(Figure data in JSON)
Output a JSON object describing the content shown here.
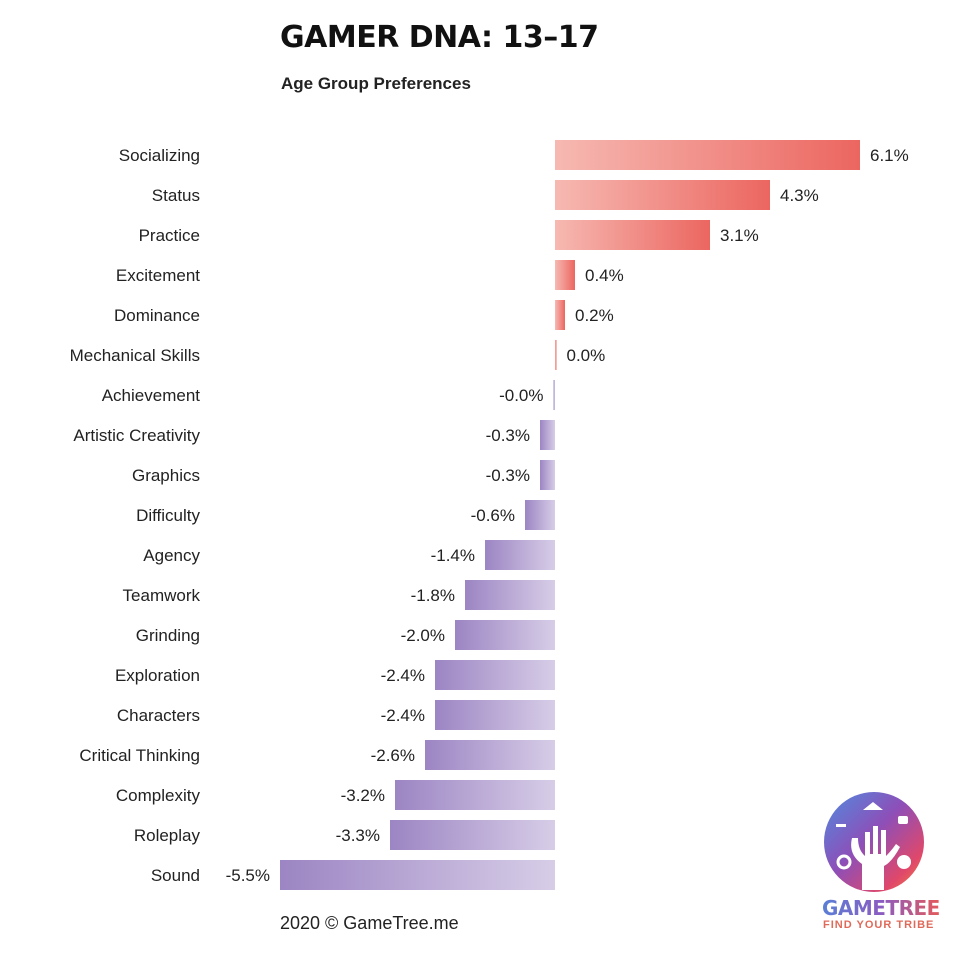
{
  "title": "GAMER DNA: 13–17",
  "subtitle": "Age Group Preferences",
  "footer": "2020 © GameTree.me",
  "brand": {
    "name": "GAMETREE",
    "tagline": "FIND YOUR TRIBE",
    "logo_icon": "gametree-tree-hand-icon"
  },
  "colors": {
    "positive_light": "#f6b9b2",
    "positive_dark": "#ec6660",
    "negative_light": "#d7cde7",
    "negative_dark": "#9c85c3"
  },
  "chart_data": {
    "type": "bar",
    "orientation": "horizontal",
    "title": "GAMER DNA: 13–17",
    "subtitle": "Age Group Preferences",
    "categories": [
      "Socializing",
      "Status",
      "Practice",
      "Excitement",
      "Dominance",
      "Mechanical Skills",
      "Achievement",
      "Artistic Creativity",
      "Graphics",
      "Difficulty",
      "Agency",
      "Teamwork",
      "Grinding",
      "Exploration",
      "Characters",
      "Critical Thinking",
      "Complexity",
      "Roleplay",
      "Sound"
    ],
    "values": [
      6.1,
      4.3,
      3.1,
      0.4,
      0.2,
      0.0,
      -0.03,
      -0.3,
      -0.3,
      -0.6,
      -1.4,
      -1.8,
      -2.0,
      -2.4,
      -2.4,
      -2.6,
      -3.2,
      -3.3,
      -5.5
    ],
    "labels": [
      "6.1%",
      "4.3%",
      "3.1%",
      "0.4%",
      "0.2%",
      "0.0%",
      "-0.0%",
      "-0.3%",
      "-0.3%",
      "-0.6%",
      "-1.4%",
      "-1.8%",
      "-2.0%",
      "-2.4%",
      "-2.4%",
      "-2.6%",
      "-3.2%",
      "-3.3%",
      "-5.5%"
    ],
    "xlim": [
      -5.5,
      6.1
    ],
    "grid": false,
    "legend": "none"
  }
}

Task details:
Without including any pictures, reproduce the listing exactly.

Written answer:
Output a JSON object describing the content shown here.
{
  "title": "GAMER DNA: 13–17",
  "subtitle": "Age Group Preferences",
  "footer": "2020 © GameTree.me",
  "brand": {
    "name": "GAMETREE",
    "tagline": "FIND YOUR TRIBE",
    "logo_icon": "gametree-tree-hand-icon"
  },
  "colors": {
    "positive_light": "#f6b9b2",
    "positive_dark": "#ec6660",
    "negative_light": "#d7cde7",
    "negative_dark": "#9c85c3"
  },
  "chart_data": {
    "type": "bar",
    "orientation": "horizontal",
    "title": "GAMER DNA: 13–17",
    "subtitle": "Age Group Preferences",
    "categories": [
      "Socializing",
      "Status",
      "Practice",
      "Excitement",
      "Dominance",
      "Mechanical Skills",
      "Achievement",
      "Artistic Creativity",
      "Graphics",
      "Difficulty",
      "Agency",
      "Teamwork",
      "Grinding",
      "Exploration",
      "Characters",
      "Critical Thinking",
      "Complexity",
      "Roleplay",
      "Sound"
    ],
    "values": [
      6.1,
      4.3,
      3.1,
      0.4,
      0.2,
      0.0,
      -0.03,
      -0.3,
      -0.3,
      -0.6,
      -1.4,
      -1.8,
      -2.0,
      -2.4,
      -2.4,
      -2.6,
      -3.2,
      -3.3,
      -5.5
    ],
    "labels": [
      "6.1%",
      "4.3%",
      "3.1%",
      "0.4%",
      "0.2%",
      "0.0%",
      "-0.0%",
      "-0.3%",
      "-0.3%",
      "-0.6%",
      "-1.4%",
      "-1.8%",
      "-2.0%",
      "-2.4%",
      "-2.4%",
      "-2.6%",
      "-3.2%",
      "-3.3%",
      "-5.5%"
    ],
    "xlim": [
      -5.5,
      6.1
    ],
    "grid": false,
    "legend": "none"
  }
}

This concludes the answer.